◆ Required work
Using the listing below, give the number of lines where "JSON" appears, and nothing else.

[Data extracted from a collection]
>> Start

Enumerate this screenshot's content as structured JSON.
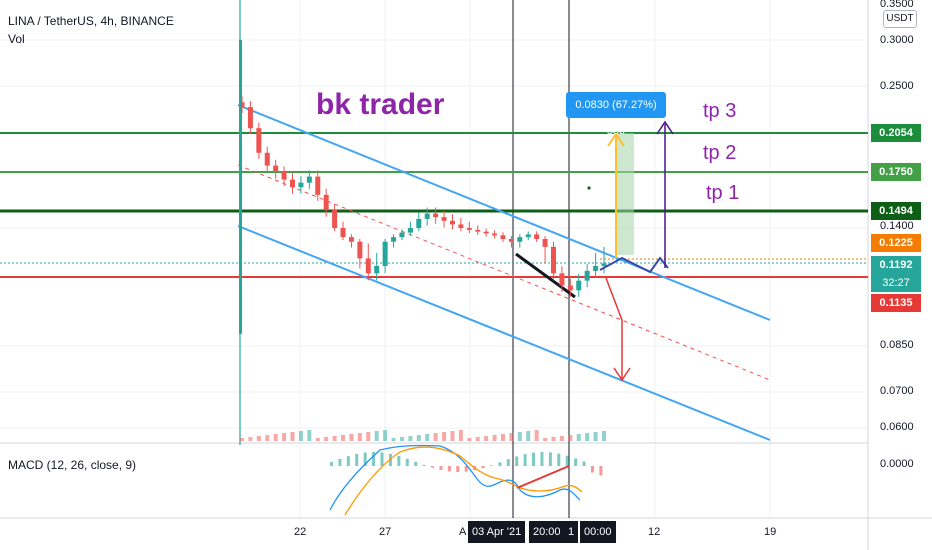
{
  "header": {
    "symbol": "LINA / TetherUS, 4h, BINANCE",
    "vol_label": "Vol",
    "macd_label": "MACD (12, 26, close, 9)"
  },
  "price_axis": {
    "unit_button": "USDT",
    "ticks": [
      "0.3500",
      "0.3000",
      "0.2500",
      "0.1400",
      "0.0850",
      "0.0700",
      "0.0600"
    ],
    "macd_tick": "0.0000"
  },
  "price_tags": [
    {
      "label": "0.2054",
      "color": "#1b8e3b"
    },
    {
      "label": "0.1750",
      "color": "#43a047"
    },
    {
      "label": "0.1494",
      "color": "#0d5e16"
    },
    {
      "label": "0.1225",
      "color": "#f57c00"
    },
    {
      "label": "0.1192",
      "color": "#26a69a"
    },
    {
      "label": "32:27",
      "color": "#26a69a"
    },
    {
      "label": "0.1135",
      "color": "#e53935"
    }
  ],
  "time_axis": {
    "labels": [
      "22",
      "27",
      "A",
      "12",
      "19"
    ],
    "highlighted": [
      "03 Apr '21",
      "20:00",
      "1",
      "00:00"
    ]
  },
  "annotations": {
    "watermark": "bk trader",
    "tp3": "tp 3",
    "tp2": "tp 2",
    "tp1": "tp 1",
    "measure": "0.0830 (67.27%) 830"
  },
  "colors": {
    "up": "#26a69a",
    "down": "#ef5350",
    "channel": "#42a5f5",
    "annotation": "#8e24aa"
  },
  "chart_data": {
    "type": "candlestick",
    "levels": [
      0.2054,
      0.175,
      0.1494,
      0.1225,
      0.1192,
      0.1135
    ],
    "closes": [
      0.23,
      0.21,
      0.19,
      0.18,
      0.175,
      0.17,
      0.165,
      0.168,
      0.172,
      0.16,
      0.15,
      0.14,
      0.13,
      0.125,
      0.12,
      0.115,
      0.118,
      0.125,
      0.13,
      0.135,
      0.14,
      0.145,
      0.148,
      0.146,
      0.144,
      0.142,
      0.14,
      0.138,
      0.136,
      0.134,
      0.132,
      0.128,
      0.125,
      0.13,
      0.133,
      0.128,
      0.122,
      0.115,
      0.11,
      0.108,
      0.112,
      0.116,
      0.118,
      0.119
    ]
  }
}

>> End
>> Start

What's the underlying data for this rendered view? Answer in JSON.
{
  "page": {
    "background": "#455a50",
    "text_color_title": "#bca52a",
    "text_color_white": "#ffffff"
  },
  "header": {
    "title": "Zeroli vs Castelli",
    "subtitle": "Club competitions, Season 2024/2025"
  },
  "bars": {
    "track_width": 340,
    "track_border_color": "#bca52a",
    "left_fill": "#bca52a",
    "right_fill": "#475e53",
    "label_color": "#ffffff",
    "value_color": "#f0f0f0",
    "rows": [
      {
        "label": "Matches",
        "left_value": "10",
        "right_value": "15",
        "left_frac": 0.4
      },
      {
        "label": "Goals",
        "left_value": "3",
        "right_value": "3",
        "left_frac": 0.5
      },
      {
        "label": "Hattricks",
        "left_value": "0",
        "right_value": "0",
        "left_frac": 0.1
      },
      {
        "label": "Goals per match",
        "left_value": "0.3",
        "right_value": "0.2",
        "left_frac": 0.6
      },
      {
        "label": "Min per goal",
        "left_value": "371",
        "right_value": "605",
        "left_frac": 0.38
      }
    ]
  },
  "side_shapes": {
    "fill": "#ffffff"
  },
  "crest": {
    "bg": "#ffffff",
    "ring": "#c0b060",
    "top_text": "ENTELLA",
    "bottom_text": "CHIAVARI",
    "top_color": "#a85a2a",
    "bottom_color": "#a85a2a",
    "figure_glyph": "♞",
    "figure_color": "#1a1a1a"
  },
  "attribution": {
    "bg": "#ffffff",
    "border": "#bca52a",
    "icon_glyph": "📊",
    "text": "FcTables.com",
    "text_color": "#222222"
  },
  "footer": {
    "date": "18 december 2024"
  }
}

>> End

◆ Expected output
2